- [PROBLEM]:
The records below must be output exactly, without pictures.

- [INPUT RECORDS]:
+++
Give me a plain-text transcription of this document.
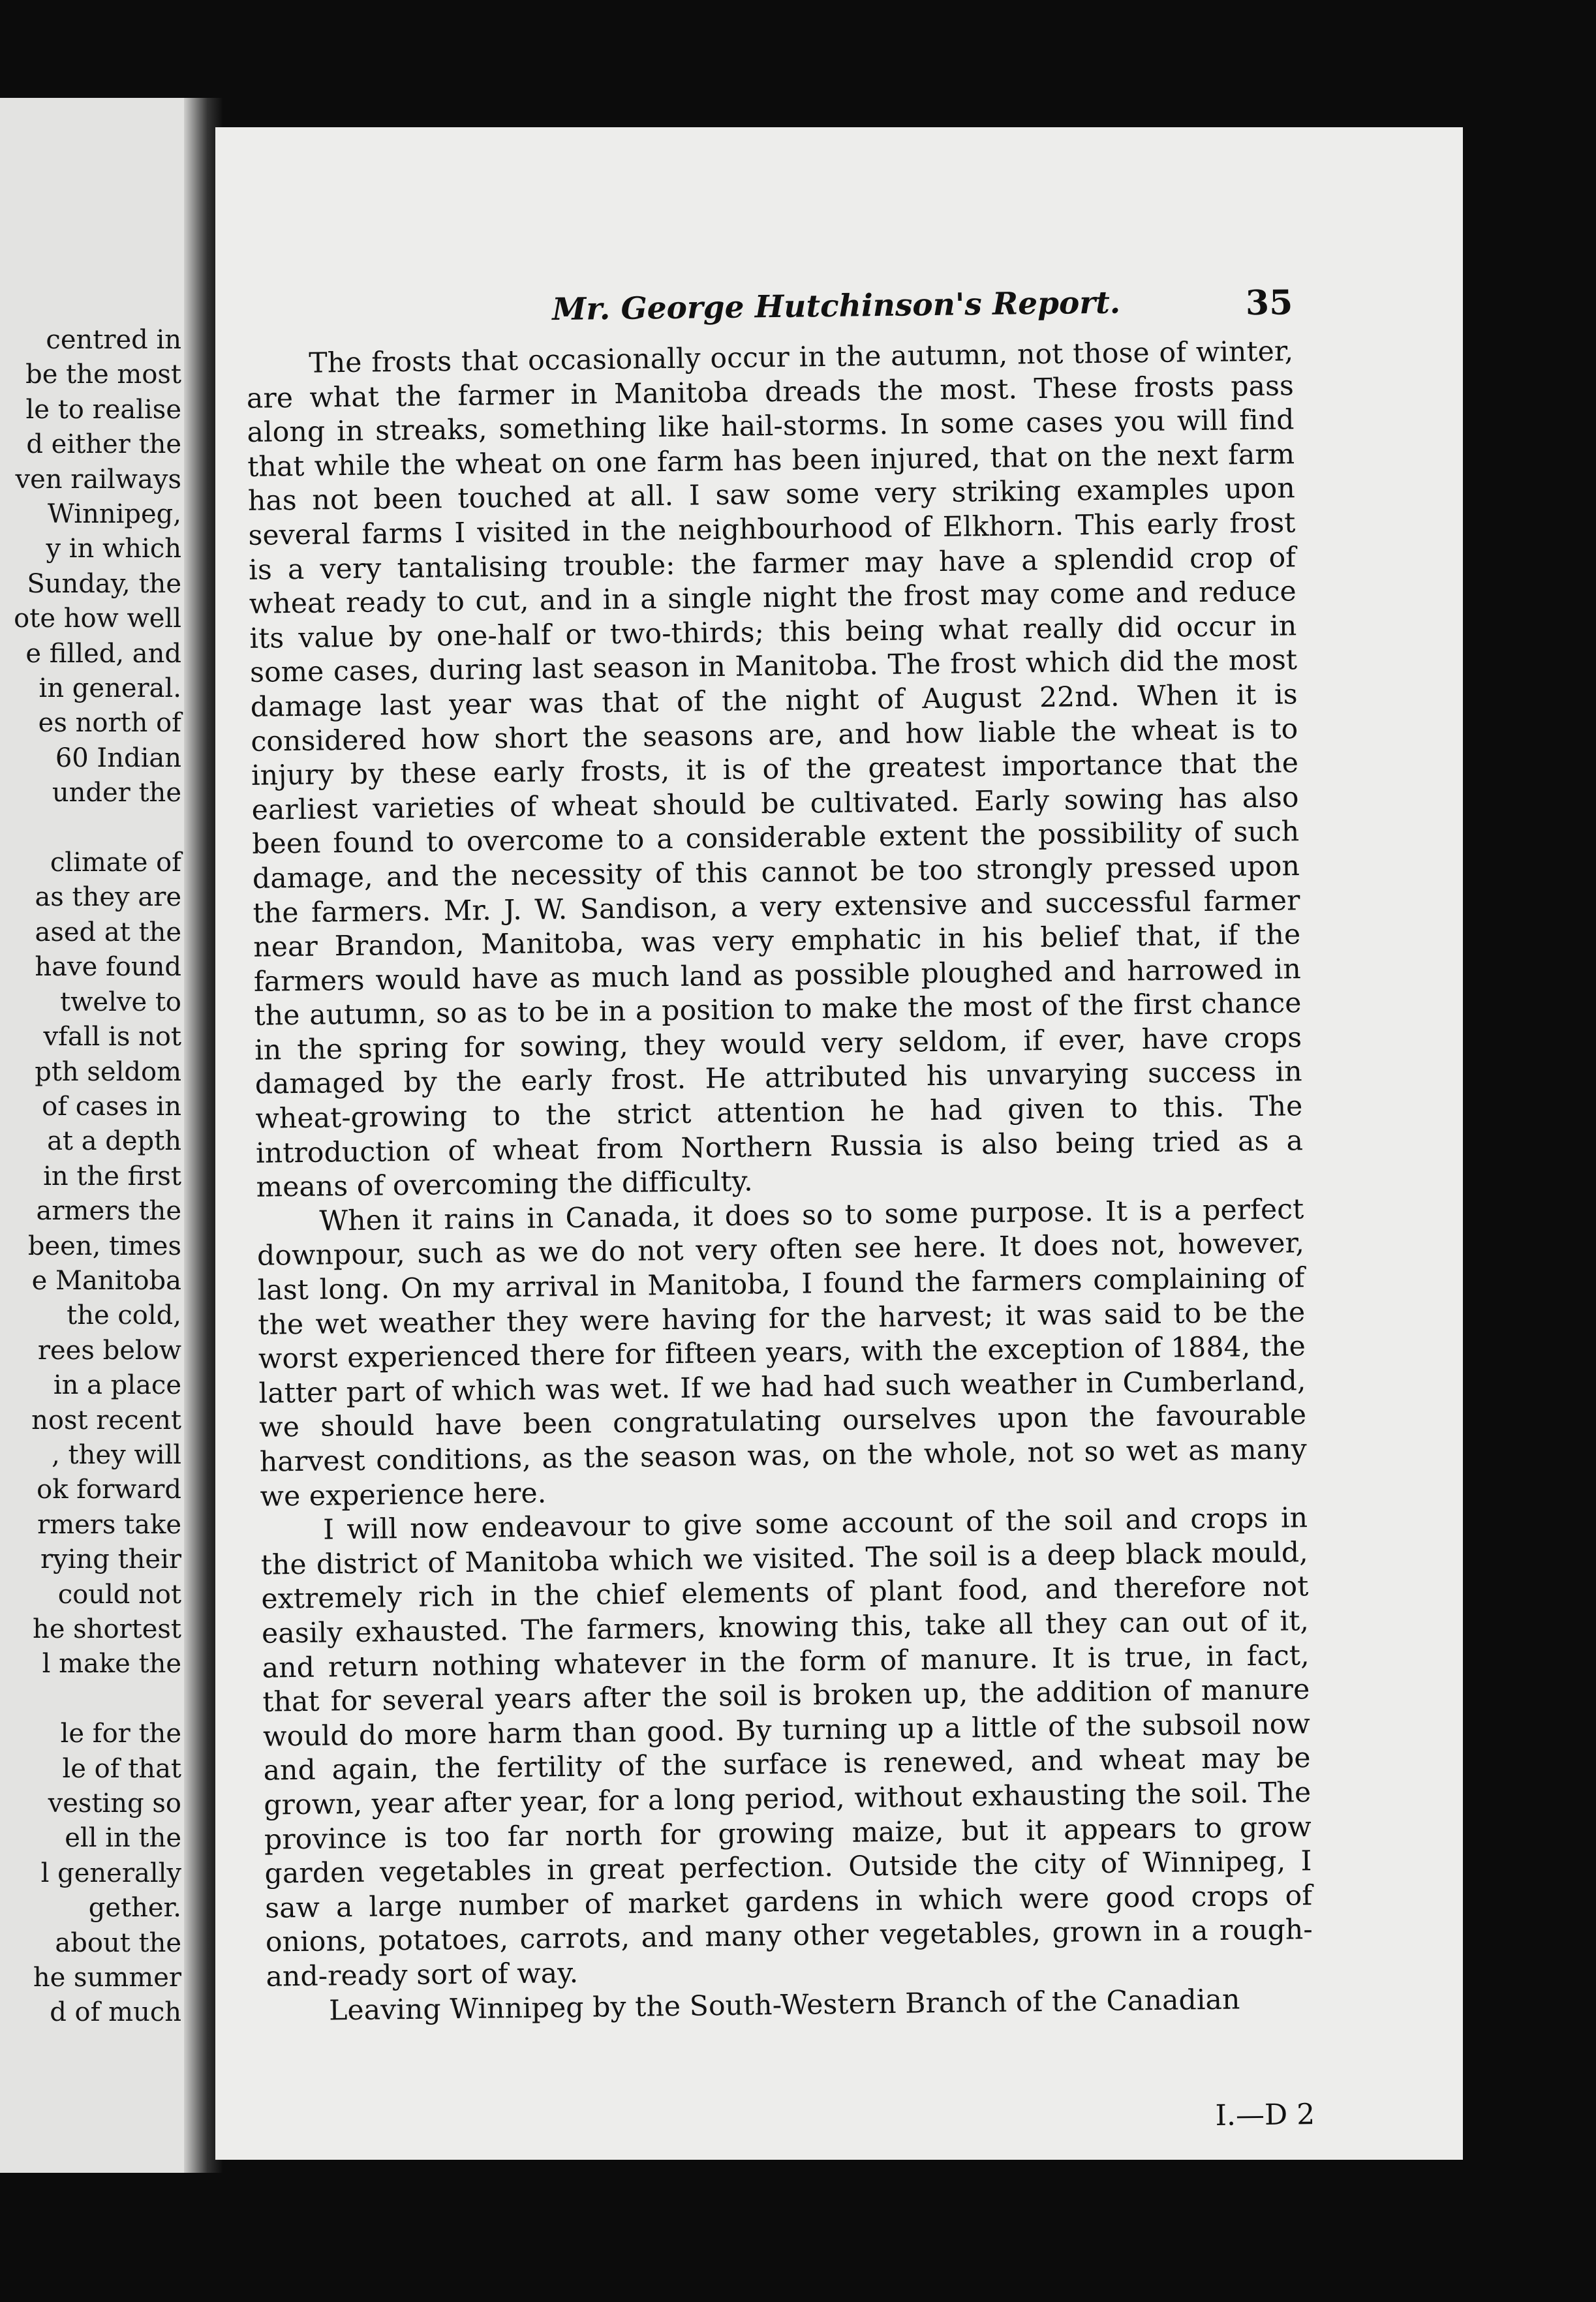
centred in
be the most
le to realise
d either the
ven railways
Winnipeg,
y in which
Sunday, the
ote how well
e filled, and
in general.
es north of
60 Indian
under the
climate of
as they are
ased at the
have found
twelve to
vfall is not
pth seldom
of cases in
at a depth
in the first
armers the
been, times
e Manitoba
the cold,
rees below
in a place
nost recent
, they will
ok forward
rmers take
rying their
could not
he shortest
l make the
le for the
le of that
vesting so
ell in the
l generally
gether.
about the
he summer
d of much
Mr. George Hutchinson's Report.	35

The frosts that occasionally occur in the autumn, not those of winter, are what the farmer in Manitoba dreads the most. These frosts pass along in streaks, something like hail-storms. In some cases you will find that while the wheat on one farm has been injured, that on the next farm has not been touched at all. I saw some very striking examples upon several farms I visited in the neighbourhood of Elkhorn. This early frost is a very tantalising trouble: the farmer may have a splendid crop of wheat ready to cut, and in a single night the frost may come and reduce its value by one-half or two-thirds; this being what really did occur in some cases, during last season in Manitoba. The frost which did the most damage last year was that of the night of August 22nd. When it is considered how short the seasons are, and how liable the wheat is to injury by these early frosts, it is of the greatest importance that the earliest varieties of wheat should be cultivated. Early sowing has also been found to overcome to a considerable extent the possibility of such damage, and the necessity of this cannot be too strongly pressed upon the farmers. Mr. J. W. Sandison, a very extensive and successful farmer near Brandon, Manitoba, was very emphatic in his belief that, if the farmers would have as much land as possible ploughed and harrowed in the autumn, so as to be in a position to make the most of the first chance in the spring for sowing, they would very seldom, if ever, have crops damaged by the early frost. He attributed his unvarying success in wheat-growing to the strict attention he had given to this. The introduction of wheat from Northern Russia is also being tried as a means of overcoming the difficulty.

When it rains in Canada, it does so to some purpose. It is a perfect downpour, such as we do not very often see here. It does not, however, last long. On my arrival in Manitoba, I found the farmers complaining of the wet weather they were having for the harvest; it was said to be the worst experienced there for fifteen years, with the exception of 1884, the latter part of which was wet. If we had had such weather in Cumberland, we should have been congratulating ourselves upon the favourable harvest conditions, as the season was, on the whole, not so wet as many we experience here.

I will now endeavour to give some account of the soil and crops in the district of Manitoba which we visited. The soil is a deep black mould, extremely rich in the chief elements of plant food, and therefore not easily exhausted. The farmers, knowing this, take all they can out of it, and return nothing whatever in the form of manure. It is true, in fact, that for several years after the soil is broken up, the addition of manure would do more harm than good. By turning up a little of the subsoil now and again, the fertility of the surface is renewed, and wheat may be grown, year after year, for a long period, without exhausting the soil. The province is too far north for growing maize, but it appears to grow garden vegetables in great perfection. Outside the city of Winnipeg, I saw a large number of market gardens in which were good crops of onions, potatoes, carrots, and many other vegetables, grown in a rough-and-ready sort of way.

Leaving Winnipeg by the South-Western Branch of the Canadian

I.—D 2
+++
- [ANSWER FOR THE TASK]:
Give me a plain-text transcription of this document.
centred in
be the most
le to realise
d either the
ven railways
Winnipeg,
y in which
Sunday, the
ote how well
e filled, and
in general.
es north of
60 Indian
under the
climate of
as they are
ased at the
have found
twelve to
vfall is not
pth seldom
of cases in
at a depth
in the first
armers the
been, times
e Manitoba
the cold,
rees below
in a place
nost recent
, they will
ok forward
rmers take
rying their
could not
he shortest
l make the
le for the
le of that
vesting so
ell in the
l generally
gether.
about the
he summer
d of much
Mr. George Hutchinson's Report.	35

The frosts that occasionally occur in the autumn, not those of winter, are what the farmer in Manitoba dreads the most. These frosts pass along in streaks, something like hail-storms. In some cases you will find that while the wheat on one farm has been injured, that on the next farm has not been touched at all. I saw some very striking examples upon several farms I visited in the neighbourhood of Elkhorn. This early frost is a very tantalising trouble: the farmer may have a splendid crop of wheat ready to cut, and in a single night the frost may come and reduce its value by one-half or two-thirds; this being what really did occur in some cases, during last season in Manitoba. The frost which did the most damage last year was that of the night of August 22nd. When it is considered how short the seasons are, and how liable the wheat is to injury by these early frosts, it is of the greatest importance that the earliest varieties of wheat should be cultivated. Early sowing has also been found to overcome to a considerable extent the possibility of such damage, and the necessity of this cannot be too strongly pressed upon the farmers. Mr. J. W. Sandison, a very extensive and successful farmer near Brandon, Manitoba, was very emphatic in his belief that, if the farmers would have as much land as possible ploughed and harrowed in the autumn, so as to be in a position to make the most of the first chance in the spring for sowing, they would very seldom, if ever, have crops damaged by the early frost. He attributed his unvarying success in wheat-growing to the strict attention he had given to this. The introduction of wheat from Northern Russia is also being tried as a means of overcoming the difficulty.

When it rains in Canada, it does so to some purpose. It is a perfect downpour, such as we do not very often see here. It does not, however, last long. On my arrival in Manitoba, I found the farmers complaining of the wet weather they were having for the harvest; it was said to be the worst experienced there for fifteen years, with the exception of 1884, the latter part of which was wet. If we had had such weather in Cumberland, we should have been congratulating ourselves upon the favourable harvest conditions, as the season was, on the whole, not so wet as many we experience here.

I will now endeavour to give some account of the soil and crops in the district of Manitoba which we visited. The soil is a deep black mould, extremely rich in the chief elements of plant food, and therefore not easily exhausted. The farmers, knowing this, take all they can out of it, and return nothing whatever in the form of manure. It is true, in fact, that for several years after the soil is broken up, the addition of manure would do more harm than good. By turning up a little of the subsoil now and again, the fertility of the surface is renewed, and wheat may be grown, year after year, for a long period, without exhausting the soil. The province is too far north for growing maize, but it appears to grow garden vegetables in great perfection. Outside the city of Winnipeg, I saw a large number of market gardens in which were good crops of onions, potatoes, carrots, and many other vegetables, grown in a rough-and-ready sort of way.

Leaving Winnipeg by the South-Western Branch of the Canadian

I.—D 2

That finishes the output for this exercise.